* _Excerpt_:
While McClatchie hasn’t lost customers to the direct channel because of this, he has noticed another trend that he believes is even more concerning.
“The thing that worries me the most is banks offering different products to direct customers and brokers,” he said. “I have started to see a little bit of that, and under BID that makes it diabolical if that happens.
“One lender, through their direct channel, started offering fixed rates and cheaper variable rates, which they didn’t offer through their broker partners. I saw that and took it up with the lender and the aggregator. That actual lender acknowledged that and three days later they took their products off the market and stopped offering fixed rates and differential pricing compared to direct customers and brokers.
“They saw that was an issue they had been called out on and responded extremely quickly, and that impressed me. But it concerns me that that lender, which is a broker-focused lender, thought they could get away with it and that someone had the bright idea to put that in the marketplace.
“I think under BID that more of this is going to happen, that banks are going to see an opportunity to have differential products – come to us direct you can get this, but you can’t get it through a broker. It completely goes against the essence of what the government is trying to achieve, which is better outcomes for consumers.”

* _Records supplied_:

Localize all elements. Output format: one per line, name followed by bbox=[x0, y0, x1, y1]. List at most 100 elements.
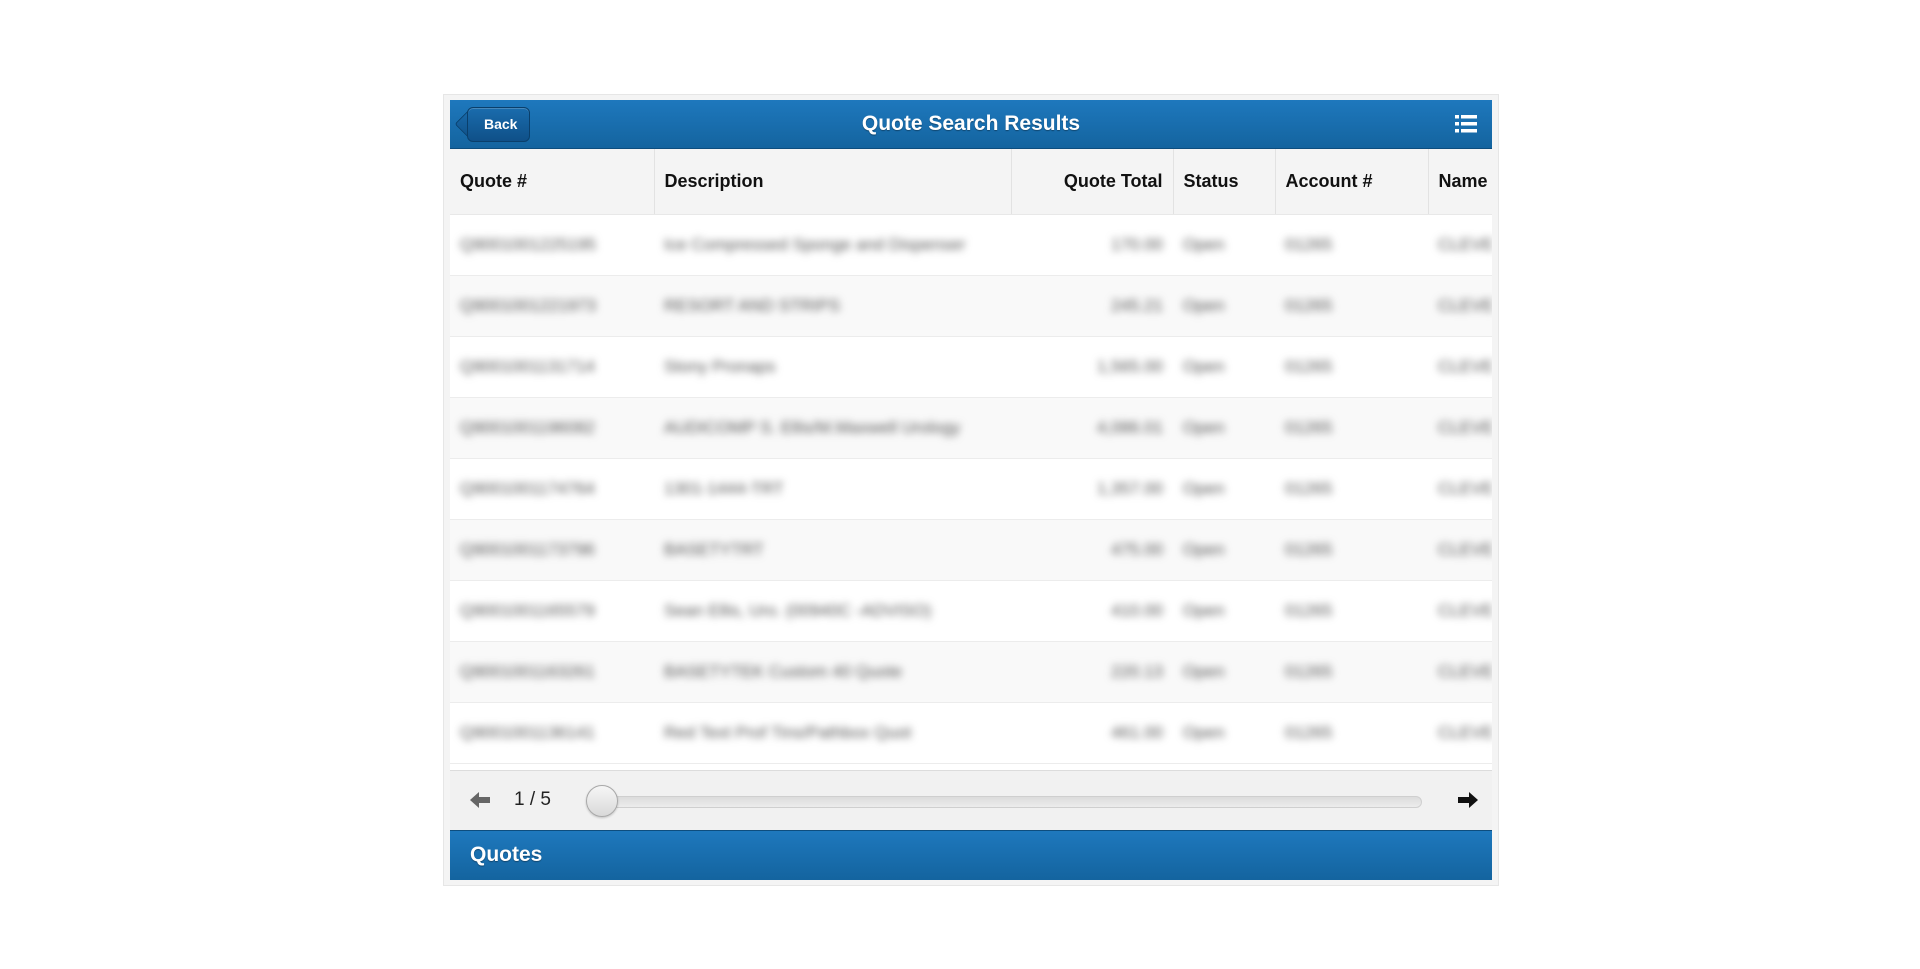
cell-text: Open bbox=[1183, 723, 1225, 742]
table-header-row: Quote # Description Quote Total Status A… bbox=[450, 149, 1492, 215]
cell-quote-total: 1,565.00 bbox=[1011, 336, 1173, 398]
table-row[interactable]: Q9001001196082 AUDICOMP S. Ellis/M.Maxwel… bbox=[450, 397, 1492, 459]
column-header-quote-total[interactable]: Quote Total bbox=[1011, 149, 1174, 215]
arrow-left-icon[interactable] bbox=[468, 790, 492, 810]
cell-status: Open bbox=[1173, 275, 1275, 337]
cell-text: CLEVE bbox=[1438, 418, 1492, 437]
cell-quote-total: 461.00 bbox=[1011, 702, 1173, 764]
cell-quote-number: Q9001001131714 bbox=[450, 336, 654, 398]
table-row[interactable]: Q9001001173796 BASETYTRT 475.00 Open 01265 CL… bbox=[450, 519, 1492, 581]
cell-text: CLEVE bbox=[1438, 357, 1492, 376]
table-row[interactable]: Q9001001136141 Red Text Prof Tins/Pathbox… bbox=[450, 702, 1492, 764]
cell-text: Q9001001163261 bbox=[460, 662, 595, 681]
cell-status: Open bbox=[1173, 519, 1275, 581]
cell-name: CLEVE bbox=[1428, 641, 1492, 703]
cell-text: CLEVE bbox=[1438, 479, 1492, 498]
cell-description: BASETYTEK Custom 40 Quote bbox=[654, 641, 1011, 703]
cell-description: Red Text Prof Tins/Pathbox Quot bbox=[654, 702, 1011, 764]
cell-account-number: 01265 bbox=[1275, 214, 1428, 276]
cell-text: 01265 bbox=[1285, 418, 1333, 437]
cell-quote-number: Q9001001174764 bbox=[450, 458, 654, 520]
cell-text: 01265 bbox=[1285, 601, 1333, 620]
cell-description: Ice Compressed Sponge and Dispenser bbox=[654, 214, 1011, 276]
table-row[interactable]: Q9001001163261 BASETYTEK Custom 40 Quote 2… bbox=[450, 641, 1492, 703]
column-header-account-number[interactable]: Account # bbox=[1275, 149, 1429, 215]
cell-text: Ice Compressed Sponge and Dispenser bbox=[664, 235, 966, 254]
cell-name: CLEVE bbox=[1428, 458, 1492, 520]
cell-text: CLEVE bbox=[1438, 723, 1492, 742]
cell-account-number: 01265 bbox=[1275, 519, 1428, 581]
cell-text: Q9001001136141 bbox=[460, 723, 595, 742]
list-menu-icon[interactable] bbox=[1454, 113, 1478, 135]
cell-name: CLEVE bbox=[1428, 519, 1492, 581]
cell-text: Sean Ellis, Uro. (00940C -ADVISO) bbox=[664, 601, 932, 620]
cell-account-number: 01265 bbox=[1275, 458, 1428, 520]
cell-text: 01265 bbox=[1285, 479, 1333, 498]
cell-text: CLEVE bbox=[1438, 540, 1492, 559]
column-header-status[interactable]: Status bbox=[1173, 149, 1276, 215]
cell-text: 220.13 bbox=[1111, 662, 1163, 681]
cell-text: Open bbox=[1183, 479, 1225, 498]
cell-text: Open bbox=[1183, 601, 1225, 620]
table-row[interactable]: Q9001001131714 Stony Pronaps 1,565.00 Open 0… bbox=[450, 336, 1492, 398]
cell-name: CLEVE bbox=[1428, 275, 1492, 337]
cell-text: Open bbox=[1183, 296, 1225, 315]
cell-account-number: 01265 bbox=[1275, 702, 1428, 764]
header-bar: Back Quote Search Results bbox=[450, 100, 1492, 149]
cell-text: CLEVE bbox=[1438, 235, 1492, 254]
cell-description: RESORT AND STRIPS bbox=[654, 275, 1011, 337]
cell-text: Red Text Prof Tins/Pathbox Quot bbox=[664, 723, 912, 742]
cell-name: CLEVE bbox=[1428, 214, 1492, 276]
results-table: Quote # Description Quote Total Status A… bbox=[450, 149, 1492, 764]
cell-text: 1,565.00 bbox=[1096, 357, 1163, 376]
cell-status: Open bbox=[1173, 214, 1275, 276]
cell-account-number: 01265 bbox=[1275, 336, 1428, 398]
cell-text: 01265 bbox=[1285, 296, 1333, 315]
cell-account-number: 01265 bbox=[1275, 641, 1428, 703]
cell-text: 245.21 bbox=[1111, 296, 1163, 315]
cell-text: 01265 bbox=[1285, 235, 1333, 254]
table-row[interactable]: Q9001001165579 Sean Ellis, Uro. (00940C -… bbox=[450, 580, 1492, 642]
cell-text: 1301-1444-TRT bbox=[664, 479, 784, 498]
cell-text: 170.00 bbox=[1111, 235, 1163, 254]
cell-text: Q9001001221973 bbox=[460, 296, 597, 315]
cell-text: 01265 bbox=[1285, 723, 1333, 742]
table-row[interactable]: Q9001001221973 RESORT AND STRIPS 245.21 Ope… bbox=[450, 275, 1492, 337]
cell-text: Q9001001131714 bbox=[460, 357, 595, 376]
page-slider-thumb[interactable] bbox=[586, 785, 618, 817]
table-row[interactable]: Q9001001174764 1301-1444-TRT 1,357.00 Open 0… bbox=[450, 458, 1492, 520]
column-header-description[interactable]: Description bbox=[654, 149, 1012, 215]
cell-text: AUDICOMP S. Ellis/M.Maxwell Urology bbox=[664, 418, 961, 437]
cell-status: Open bbox=[1173, 580, 1275, 642]
cell-status: Open bbox=[1173, 458, 1275, 520]
cell-name: CLEVE bbox=[1428, 397, 1492, 459]
cell-quote-number: Q9001001163261 bbox=[450, 641, 654, 703]
cell-name: CLEVE bbox=[1428, 336, 1492, 398]
table-row[interactable]: Q9001001225195 Ice Compressed Sponge and … bbox=[450, 214, 1492, 276]
cell-name: CLEVE bbox=[1428, 702, 1492, 764]
cell-quote-number: Q9001001165579 bbox=[450, 580, 654, 642]
cell-text: Q9001001173796 bbox=[460, 540, 595, 559]
cell-text: 475.00 bbox=[1111, 540, 1163, 559]
results-table-container: Quote # Description Quote Total Status A… bbox=[450, 149, 1492, 770]
cell-text: Open bbox=[1183, 357, 1225, 376]
cell-text: Q9001001196082 bbox=[460, 418, 595, 437]
cell-text: BASETYTRT bbox=[664, 540, 764, 559]
cell-text: 01265 bbox=[1285, 662, 1333, 681]
cell-quote-total: 1,357.00 bbox=[1011, 458, 1173, 520]
back-button[interactable]: Back bbox=[467, 107, 531, 142]
cell-description: BASETYTRT bbox=[654, 519, 1011, 581]
column-header-quote-number[interactable]: Quote # bbox=[450, 149, 655, 215]
cell-quote-number: Q9001001136141 bbox=[450, 702, 654, 764]
cell-account-number: 01265 bbox=[1275, 275, 1428, 337]
cell-text: Q9001001165579 bbox=[460, 601, 595, 620]
cell-description: Sean Ellis, Uro. (00940C -ADVISO) bbox=[654, 580, 1011, 642]
cell-status: Open bbox=[1173, 702, 1275, 764]
cell-text: CLEVE bbox=[1438, 662, 1492, 681]
cell-text: CLEVE bbox=[1438, 296, 1492, 315]
arrow-right-icon[interactable] bbox=[1456, 790, 1480, 810]
cell-quote-number: Q9001001225195 bbox=[450, 214, 654, 276]
page-slider-track[interactable] bbox=[598, 796, 1422, 808]
column-header-name[interactable]: Name bbox=[1428, 149, 1492, 215]
cell-status: Open bbox=[1173, 336, 1275, 398]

* _To be done_:
Please answer these questions using the excerpt on lenders and brokers.
1. What did one lender offer through its direct channel that it did not offer through its broker partners?
2. How many days passed before that lender took its products off the market?
3. What does McClatchie say the government is trying to achieve?

* _Complete response_:
1. Fixed rates and cheaper variable rates.
2. Three days.
3. Better outcomes for consumers.